* PROBLEM TO SOLVE: Scan the records for the string "placeholder"; copy each line where it occurs.

[Records excerpted from a collection]
══════════
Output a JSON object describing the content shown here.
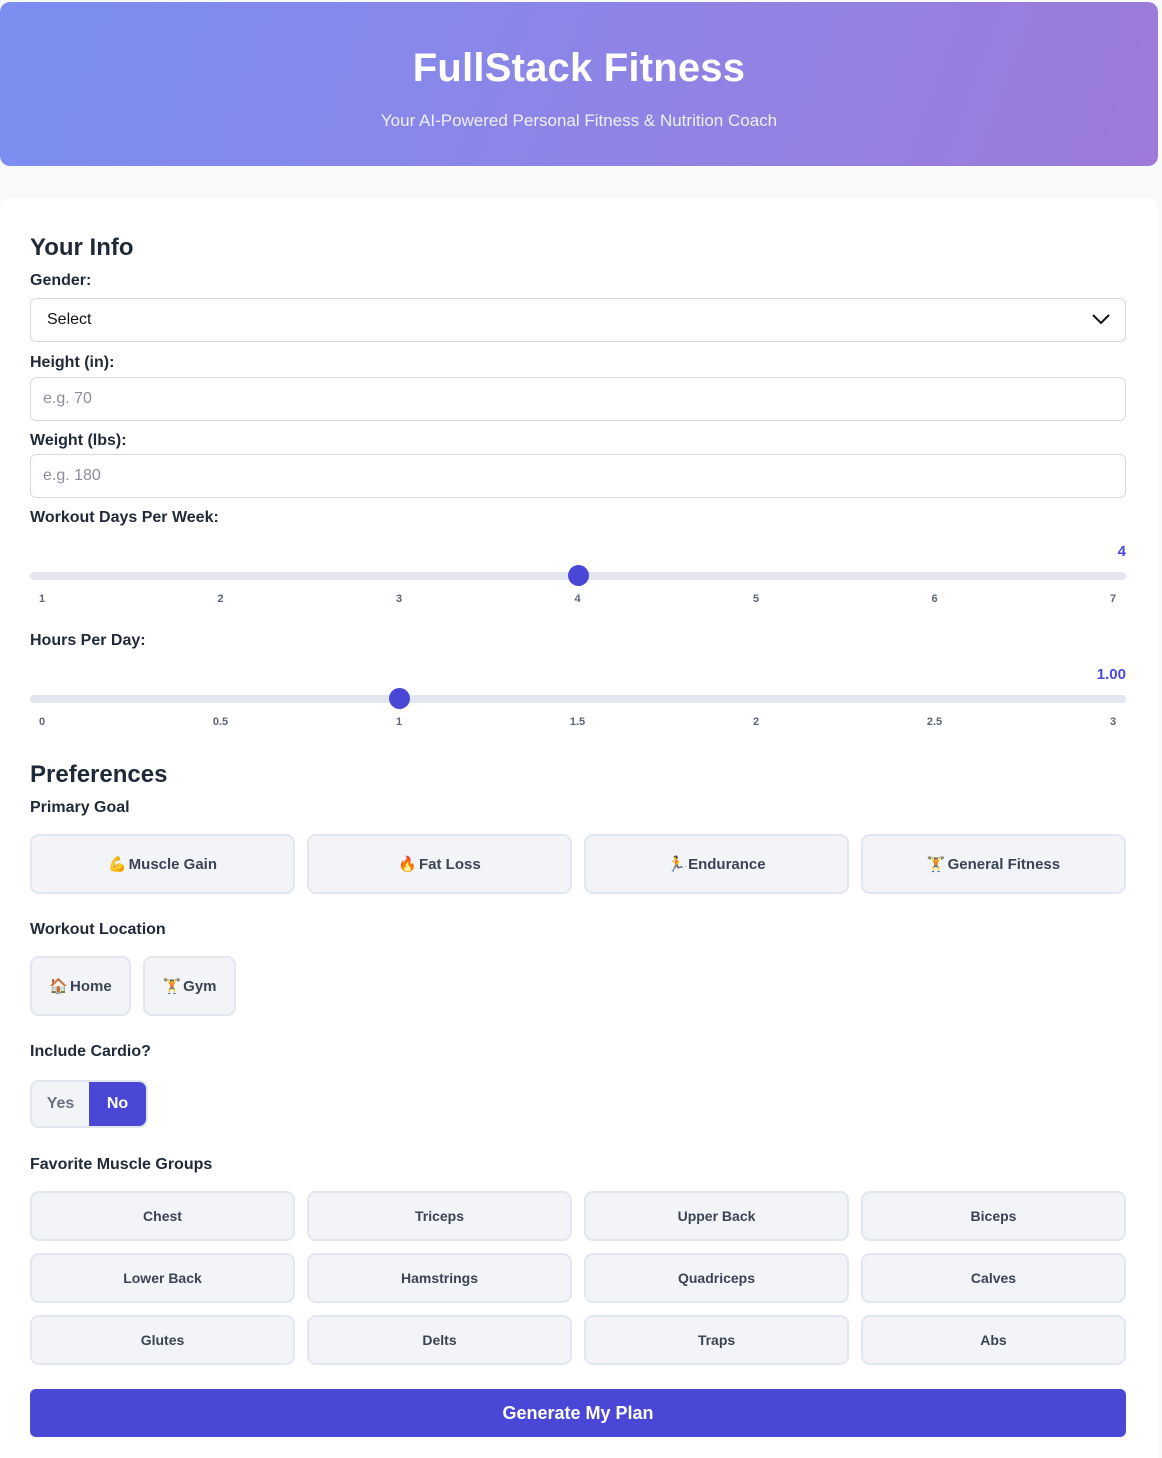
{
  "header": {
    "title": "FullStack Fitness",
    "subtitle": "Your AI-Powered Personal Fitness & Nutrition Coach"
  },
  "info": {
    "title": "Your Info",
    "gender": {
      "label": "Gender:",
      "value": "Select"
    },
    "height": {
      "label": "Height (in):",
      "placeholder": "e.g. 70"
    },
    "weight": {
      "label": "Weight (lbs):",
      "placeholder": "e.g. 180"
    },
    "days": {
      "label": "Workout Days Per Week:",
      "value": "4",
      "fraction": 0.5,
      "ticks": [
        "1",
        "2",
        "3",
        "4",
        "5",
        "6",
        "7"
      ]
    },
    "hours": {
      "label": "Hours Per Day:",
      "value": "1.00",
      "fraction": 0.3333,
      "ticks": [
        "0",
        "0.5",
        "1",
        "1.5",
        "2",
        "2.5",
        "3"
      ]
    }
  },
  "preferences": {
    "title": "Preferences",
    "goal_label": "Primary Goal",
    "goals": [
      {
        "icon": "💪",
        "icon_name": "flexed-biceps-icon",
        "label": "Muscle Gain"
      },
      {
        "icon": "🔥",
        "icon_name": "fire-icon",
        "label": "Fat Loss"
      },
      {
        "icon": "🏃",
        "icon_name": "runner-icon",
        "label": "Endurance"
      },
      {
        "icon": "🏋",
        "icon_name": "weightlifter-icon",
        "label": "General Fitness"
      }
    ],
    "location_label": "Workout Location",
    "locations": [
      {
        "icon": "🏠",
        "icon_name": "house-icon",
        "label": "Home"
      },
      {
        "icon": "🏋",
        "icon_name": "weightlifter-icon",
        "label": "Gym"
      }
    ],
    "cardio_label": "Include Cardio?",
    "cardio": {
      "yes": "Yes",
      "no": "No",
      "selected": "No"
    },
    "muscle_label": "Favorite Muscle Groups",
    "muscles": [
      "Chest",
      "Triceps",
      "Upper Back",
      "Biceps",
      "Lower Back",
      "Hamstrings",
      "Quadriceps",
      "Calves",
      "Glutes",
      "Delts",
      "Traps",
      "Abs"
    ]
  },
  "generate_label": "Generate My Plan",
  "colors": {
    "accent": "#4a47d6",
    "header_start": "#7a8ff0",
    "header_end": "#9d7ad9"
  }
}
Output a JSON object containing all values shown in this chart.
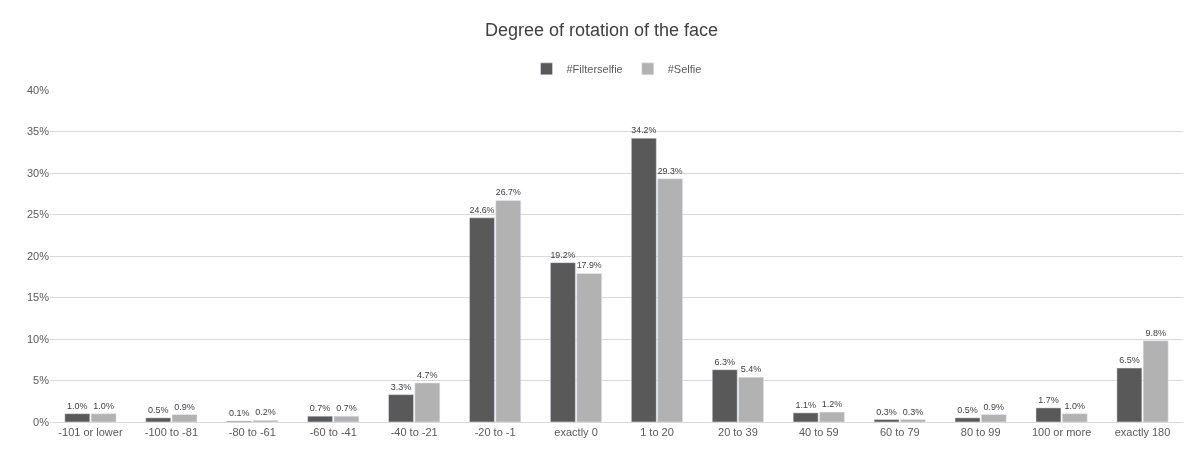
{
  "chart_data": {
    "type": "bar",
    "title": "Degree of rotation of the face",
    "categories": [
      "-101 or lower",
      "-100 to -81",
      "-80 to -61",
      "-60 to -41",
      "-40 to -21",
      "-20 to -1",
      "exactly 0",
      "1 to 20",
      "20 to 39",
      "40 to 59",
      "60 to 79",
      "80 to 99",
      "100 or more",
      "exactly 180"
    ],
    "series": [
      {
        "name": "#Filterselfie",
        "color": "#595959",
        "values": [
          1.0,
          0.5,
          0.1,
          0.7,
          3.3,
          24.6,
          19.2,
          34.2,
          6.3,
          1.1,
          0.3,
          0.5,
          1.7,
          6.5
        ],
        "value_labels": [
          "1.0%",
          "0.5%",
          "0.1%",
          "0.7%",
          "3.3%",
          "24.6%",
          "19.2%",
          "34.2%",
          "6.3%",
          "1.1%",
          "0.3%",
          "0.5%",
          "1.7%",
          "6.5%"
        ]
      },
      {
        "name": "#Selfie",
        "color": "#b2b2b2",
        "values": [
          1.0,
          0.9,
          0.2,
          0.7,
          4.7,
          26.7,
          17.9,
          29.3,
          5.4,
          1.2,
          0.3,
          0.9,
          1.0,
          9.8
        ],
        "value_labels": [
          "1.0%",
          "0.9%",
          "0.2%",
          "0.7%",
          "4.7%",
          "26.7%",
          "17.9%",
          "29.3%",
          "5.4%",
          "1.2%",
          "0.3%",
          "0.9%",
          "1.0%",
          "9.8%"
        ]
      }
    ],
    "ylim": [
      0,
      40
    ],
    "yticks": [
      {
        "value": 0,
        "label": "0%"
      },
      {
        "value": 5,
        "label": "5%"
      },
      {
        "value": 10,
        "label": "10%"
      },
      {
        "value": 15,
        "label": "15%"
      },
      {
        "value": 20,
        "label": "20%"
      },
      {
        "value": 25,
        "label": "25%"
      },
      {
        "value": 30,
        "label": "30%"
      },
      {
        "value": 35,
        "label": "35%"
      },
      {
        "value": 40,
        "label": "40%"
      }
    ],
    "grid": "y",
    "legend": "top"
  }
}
══════════
* EXERCISE ANSWER:
      "placeholder": "e.g. 70"
      "placeholder": "e.g. 180"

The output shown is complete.